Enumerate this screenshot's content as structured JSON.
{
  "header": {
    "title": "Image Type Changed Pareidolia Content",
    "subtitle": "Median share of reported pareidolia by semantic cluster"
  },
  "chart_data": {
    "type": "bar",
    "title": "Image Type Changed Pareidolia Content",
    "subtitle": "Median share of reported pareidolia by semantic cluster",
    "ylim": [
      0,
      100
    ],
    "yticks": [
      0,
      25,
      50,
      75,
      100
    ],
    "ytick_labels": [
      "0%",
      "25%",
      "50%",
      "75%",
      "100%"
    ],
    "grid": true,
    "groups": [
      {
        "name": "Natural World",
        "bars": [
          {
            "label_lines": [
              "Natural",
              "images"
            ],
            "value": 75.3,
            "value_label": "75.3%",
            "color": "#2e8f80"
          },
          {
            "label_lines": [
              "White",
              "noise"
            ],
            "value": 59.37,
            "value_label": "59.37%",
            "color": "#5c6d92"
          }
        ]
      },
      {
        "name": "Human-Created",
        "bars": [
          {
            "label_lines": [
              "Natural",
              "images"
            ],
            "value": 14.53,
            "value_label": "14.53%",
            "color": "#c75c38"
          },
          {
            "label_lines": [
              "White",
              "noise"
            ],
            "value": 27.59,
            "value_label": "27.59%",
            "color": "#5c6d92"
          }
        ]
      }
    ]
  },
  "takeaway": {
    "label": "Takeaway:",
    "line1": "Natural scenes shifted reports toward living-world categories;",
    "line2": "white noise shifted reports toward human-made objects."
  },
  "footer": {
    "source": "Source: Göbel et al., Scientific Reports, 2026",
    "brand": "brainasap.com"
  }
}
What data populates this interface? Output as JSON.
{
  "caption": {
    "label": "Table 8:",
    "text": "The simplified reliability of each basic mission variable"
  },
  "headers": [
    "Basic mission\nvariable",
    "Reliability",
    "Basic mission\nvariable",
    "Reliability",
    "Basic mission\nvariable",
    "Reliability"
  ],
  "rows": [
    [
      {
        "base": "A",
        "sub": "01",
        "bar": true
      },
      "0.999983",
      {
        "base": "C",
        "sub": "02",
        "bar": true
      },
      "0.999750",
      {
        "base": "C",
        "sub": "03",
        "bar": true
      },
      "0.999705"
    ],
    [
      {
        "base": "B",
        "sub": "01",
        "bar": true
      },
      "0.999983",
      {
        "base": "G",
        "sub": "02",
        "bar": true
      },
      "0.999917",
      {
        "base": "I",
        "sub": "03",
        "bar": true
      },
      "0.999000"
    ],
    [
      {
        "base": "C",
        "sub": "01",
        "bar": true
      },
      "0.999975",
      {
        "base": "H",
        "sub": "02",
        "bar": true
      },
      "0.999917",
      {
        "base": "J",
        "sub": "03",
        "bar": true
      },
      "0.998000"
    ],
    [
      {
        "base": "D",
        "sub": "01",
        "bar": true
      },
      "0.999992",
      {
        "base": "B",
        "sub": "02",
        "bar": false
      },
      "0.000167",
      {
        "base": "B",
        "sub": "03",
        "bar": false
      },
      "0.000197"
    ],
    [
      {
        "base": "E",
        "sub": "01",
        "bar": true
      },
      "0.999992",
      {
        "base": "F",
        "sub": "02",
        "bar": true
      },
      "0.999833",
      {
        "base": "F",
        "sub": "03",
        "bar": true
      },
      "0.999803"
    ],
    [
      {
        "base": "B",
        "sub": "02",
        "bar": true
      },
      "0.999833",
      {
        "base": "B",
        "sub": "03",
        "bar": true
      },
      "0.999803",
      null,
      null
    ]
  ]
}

## Task to complete
Please output the entire listing exactly as it stands.

## Result of the exercise
Enumerate this screenshot's content as structured JSON.
{
  "header": {
    "title": "Image Type Changed Pareidolia Content",
    "subtitle": "Median share of reported pareidolia by semantic cluster"
  },
  "chart_data": {
    "type": "bar",
    "title": "Image Type Changed Pareidolia Content",
    "subtitle": "Median share of reported pareidolia by semantic cluster",
    "ylim": [
      0,
      100
    ],
    "yticks": [
      0,
      25,
      50,
      75,
      100
    ],
    "ytick_labels": [
      "0%",
      "25%",
      "50%",
      "75%",
      "100%"
    ],
    "grid": true,
    "groups": [
      {
        "name": "Natural World",
        "bars": [
          {
            "label_lines": [
              "Natural",
              "images"
            ],
            "value": 75.3,
            "value_label": "75.3%",
            "color": "#2e8f80"
          },
          {
            "label_lines": [
              "White",
              "noise"
            ],
            "value": 59.37,
            "value_label": "59.37%",
            "color": "#5c6d92"
          }
        ]
      },
      {
        "name": "Human-Created",
        "bars": [
          {
            "label_lines": [
              "Natural",
              "images"
            ],
            "value": 14.53,
            "value_label": "14.53%",
            "color": "#c75c38"
          },
          {
            "label_lines": [
              "White",
              "noise"
            ],
            "value": 27.59,
            "value_label": "27.59%",
            "color": "#5c6d92"
          }
        ]
      }
    ]
  },
  "takeaway": {
    "label": "Takeaway:",
    "line1": "Natural scenes shifted reports toward living-world categories;",
    "line2": "white noise shifted reports toward human-made objects."
  },
  "footer": {
    "source": "Source: Göbel et al., Scientific Reports, 2026",
    "brand": "brainasap.com"
  }
}
What data populates this interface? Output as JSON.
{
  "caption": {
    "label": "Table 8:",
    "text": "The simplified reliability of each basic mission variable"
  },
  "headers": [
    "Basic mission\nvariable",
    "Reliability",
    "Basic mission\nvariable",
    "Reliability",
    "Basic mission\nvariable",
    "Reliability"
  ],
  "rows": [
    [
      {
        "base": "A",
        "sub": "01",
        "bar": true
      },
      "0.999983",
      {
        "base": "C",
        "sub": "02",
        "bar": true
      },
      "0.999750",
      {
        "base": "C",
        "sub": "03",
        "bar": true
      },
      "0.999705"
    ],
    [
      {
        "base": "B",
        "sub": "01",
        "bar": true
      },
      "0.999983",
      {
        "base": "G",
        "sub": "02",
        "bar": true
      },
      "0.999917",
      {
        "base": "I",
        "sub": "03",
        "bar": true
      },
      "0.999000"
    ],
    [
      {
        "base": "C",
        "sub": "01",
        "bar": true
      },
      "0.999975",
      {
        "base": "H",
        "sub": "02",
        "bar": true
      },
      "0.999917",
      {
        "base": "J",
        "sub": "03",
        "bar": true
      },
      "0.998000"
    ],
    [
      {
        "base": "D",
        "sub": "01",
        "bar": true
      },
      "0.999992",
      {
        "base": "B",
        "sub": "02",
        "bar": false
      },
      "0.000167",
      {
        "base": "B",
        "sub": "03",
        "bar": false
      },
      "0.000197"
    ],
    [
      {
        "base": "E",
        "sub": "01",
        "bar": true
      },
      "0.999992",
      {
        "base": "F",
        "sub": "02",
        "bar": true
      },
      "0.999833",
      {
        "base": "F",
        "sub": "03",
        "bar": true
      },
      "0.999803"
    ],
    [
      {
        "base": "B",
        "sub": "02",
        "bar": true
      },
      "0.999833",
      {
        "base": "B",
        "sub": "03",
        "bar": true
      },
      "0.999803",
      null,
      null
    ]
  ]
}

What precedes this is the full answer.